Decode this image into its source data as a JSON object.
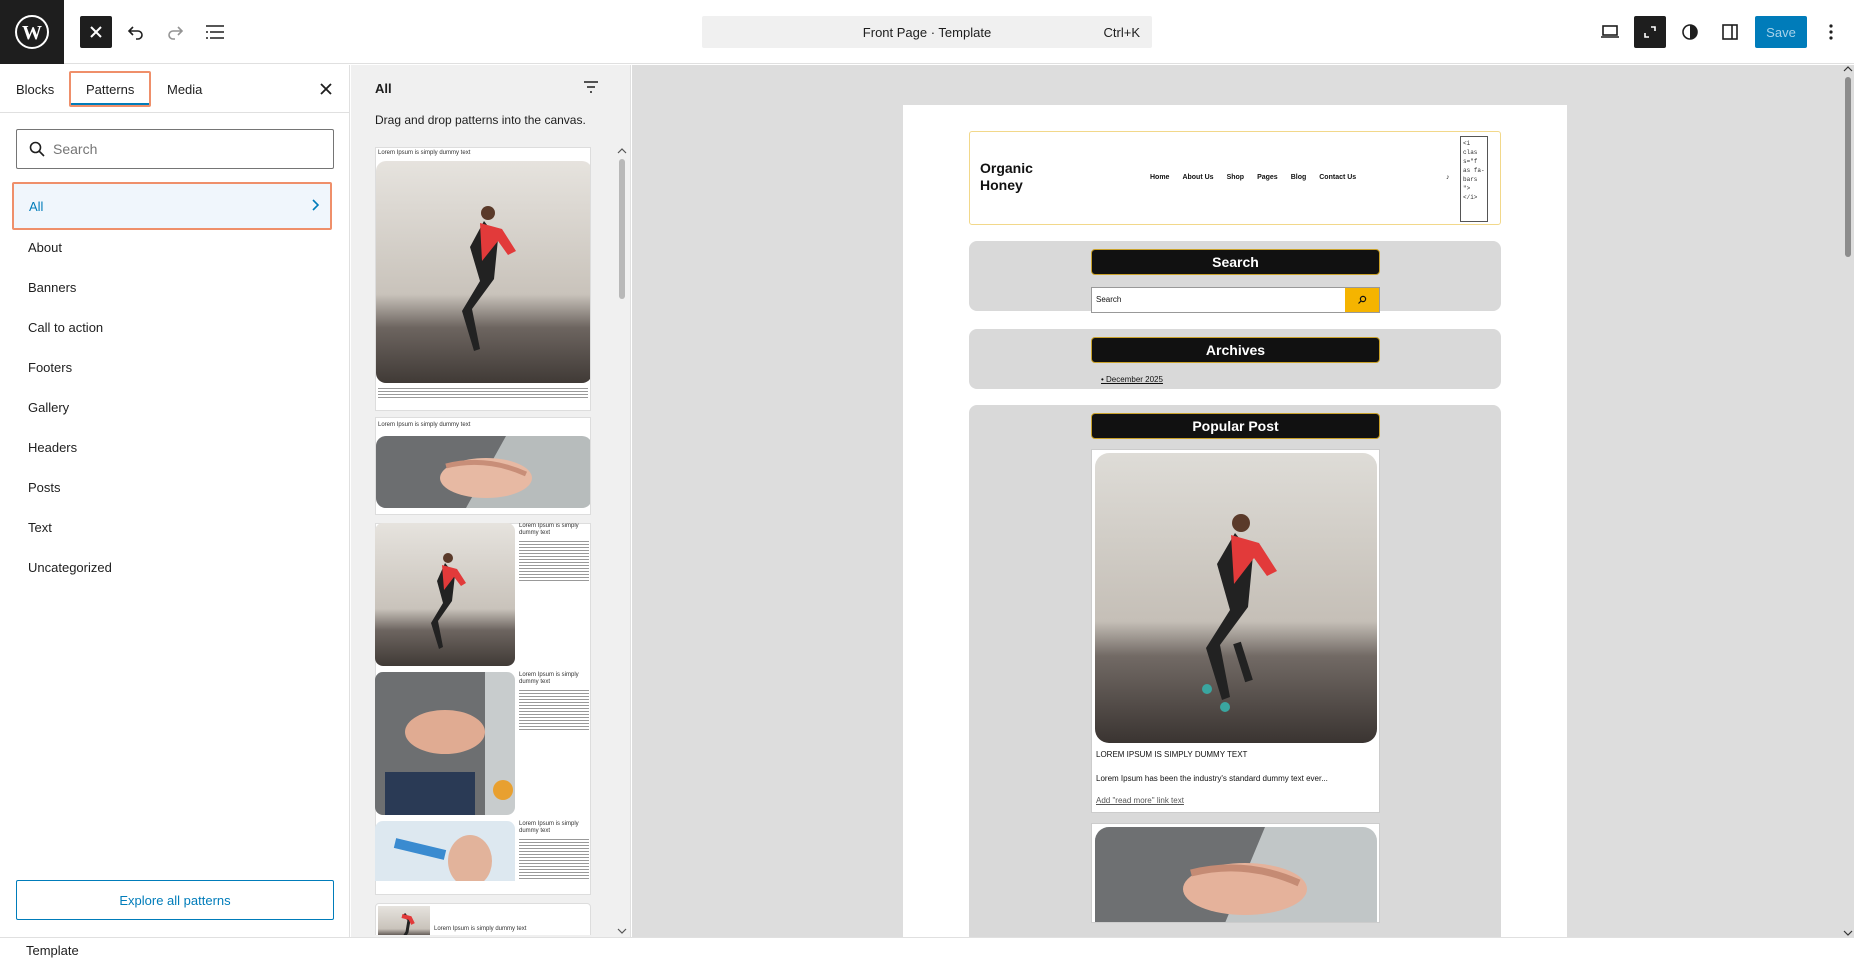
{
  "toolbar": {
    "command_title": "Front Page · Template",
    "command_shortcut": "Ctrl+K",
    "save_label": "Save",
    "accent": "#007cba"
  },
  "inserter": {
    "tabs": [
      "Blocks",
      "Patterns",
      "Media"
    ],
    "active_tab": "Patterns",
    "search_placeholder": "Search",
    "categories": [
      "All",
      "About",
      "Banners",
      "Call to action",
      "Footers",
      "Gallery",
      "Headers",
      "Posts",
      "Text",
      "Uncategorized"
    ],
    "selected_category": "All",
    "explore_label": "Explore all patterns"
  },
  "pattern_panel": {
    "title": "All",
    "hint": "Drag and drop patterns into the canvas.",
    "previews": [
      {
        "caption": "Lorem Ipsum is simply dummy text"
      },
      {
        "caption": "Lorem Ipsum is simply dummy text"
      },
      {
        "caption": "Lorem Ipsum is simply dummy text"
      },
      {
        "caption": "Lorem Ipsum is simply dummy text"
      },
      {
        "caption": "Lorem Ipsum is simply dummy text"
      },
      {
        "caption": "Lorem Ipsum is simply dummy text"
      }
    ]
  },
  "canvas": {
    "site_title": "Organic Honey",
    "nav": [
      "Home",
      "About Us",
      "Shop",
      "Pages",
      "Blog",
      "Contact Us"
    ],
    "code_snippet": "<i clas s=\"f as fa- bars \"> </i>",
    "search_title": "Search",
    "search_input_label": "Search",
    "archives_title": "Archives",
    "archive_item": "December 2025",
    "popular_title": "Popular Post",
    "post_title": "LOREM IPSUM IS SIMPLY DUMMY TEXT",
    "post_excerpt": "Lorem Ipsum has been the industry's standard dummy text ever...",
    "post_more": "Add \"read more\" link text",
    "header_border": "#f2d88a",
    "search_button_color": "#f5b400"
  },
  "footer": {
    "label": "Template"
  }
}
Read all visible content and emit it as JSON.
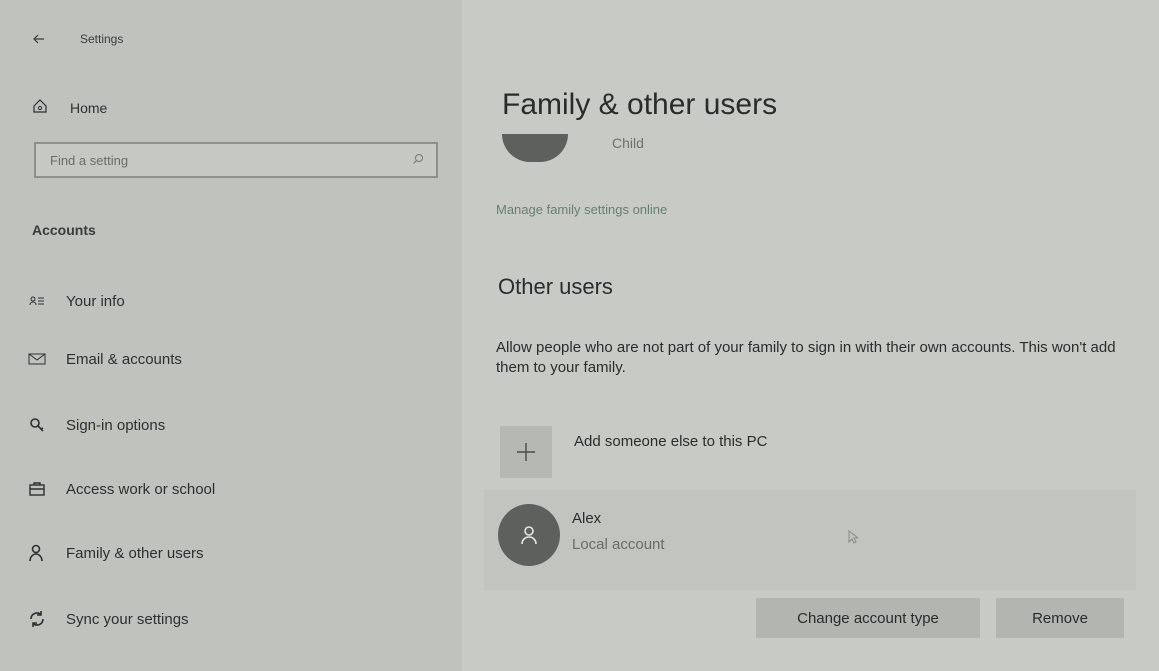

════════════════════

— Exercise details —
Keep every word of the data as it is when you write it out, but drop the pictures.

— The completed task —
Decode this image into its source data as a JSON object.
{
  "toolbar": {
    "command_title": "Front Page · Template",
    "command_shortcut": "Ctrl+K",
    "save_label": "Save",
    "accent": "#007cba"
  },
  "inserter": {
    "tabs": [
      "Blocks",
      "Patterns",
      "Media"
    ],
    "active_tab": "Patterns",
    "search_placeholder": "Search",
    "categories": [
      "All",
      "About",
      "Banners",
      "Call to action",
      "Footers",
      "Gallery",
      "Headers",
      "Posts",
      "Text",
      "Uncategorized"
    ],
    "selected_category": "All",
    "explore_label": "Explore all patterns"
  },
  "pattern_panel": {
    "title": "All",
    "hint": "Drag and drop patterns into the canvas.",
    "previews": [
      {
        "caption": "Lorem Ipsum is simply dummy text"
      },
      {
        "caption": "Lorem Ipsum is simply dummy text"
      },
      {
        "caption": "Lorem Ipsum is simply dummy text"
      },
      {
        "caption": "Lorem Ipsum is simply dummy text"
      },
      {
        "caption": "Lorem Ipsum is simply dummy text"
      },
      {
        "caption": "Lorem Ipsum is simply dummy text"
      }
    ]
  },
  "canvas": {
    "site_title": "Organic Honey",
    "nav": [
      "Home",
      "About Us",
      "Shop",
      "Pages",
      "Blog",
      "Contact Us"
    ],
    "code_snippet": "<i clas s=\"f as fa- bars \"> </i>",
    "search_title": "Search",
    "search_input_label": "Search",
    "archives_title": "Archives",
    "archive_item": "December 2025",
    "popular_title": "Popular Post",
    "post_title": "LOREM IPSUM IS SIMPLY DUMMY TEXT",
    "post_excerpt": "Lorem Ipsum has been the industry's standard dummy text ever...",
    "post_more": "Add \"read more\" link text",
    "header_border": "#f2d88a",
    "search_button_color": "#f5b400"
  },
  "footer": {
    "label": "Template"
  }
}
Read all visible content and emit it as JSON.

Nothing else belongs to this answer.